== Prompt ==
Go through the listing and write out all of it exactly.

== Provided records ==
-- START --
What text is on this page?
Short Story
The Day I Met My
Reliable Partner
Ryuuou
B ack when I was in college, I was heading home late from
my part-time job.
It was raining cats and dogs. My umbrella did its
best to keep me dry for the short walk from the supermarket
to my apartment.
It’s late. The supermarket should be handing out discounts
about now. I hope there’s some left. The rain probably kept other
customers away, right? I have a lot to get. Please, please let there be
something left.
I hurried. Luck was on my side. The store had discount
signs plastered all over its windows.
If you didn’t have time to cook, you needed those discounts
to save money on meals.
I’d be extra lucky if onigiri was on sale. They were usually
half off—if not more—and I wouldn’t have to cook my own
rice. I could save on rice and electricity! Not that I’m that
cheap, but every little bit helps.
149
-- END --
== Completed task ==
What text is on this page?
Short Story
The Day I Met My
Reliable Partner
Ryuuou
B ack when I was in college, I was heading home late from
my part-time job.
It was raining cats and dogs. My umbrella did its
best to keep me dry for the short walk from the supermarket
to my apartment.
It’s late. The supermarket should be handing out discounts
about now. I hope there’s some left. The rain probably kept other
customers away, right? I have a lot to get. Please, please let there be
something left.
I hurried. Luck was on my side. The store had discount
signs plastered all over its windows.
If you didn’t have time to cook, you needed those discounts
to save money on meals.
I’d be extra lucky if onigiri was on sale. They were usually
half off—if not more—and I wouldn’t have to cook my own
rice. I could save on rice and electricity! Not that I’m that
cheap, but every little bit helps.
149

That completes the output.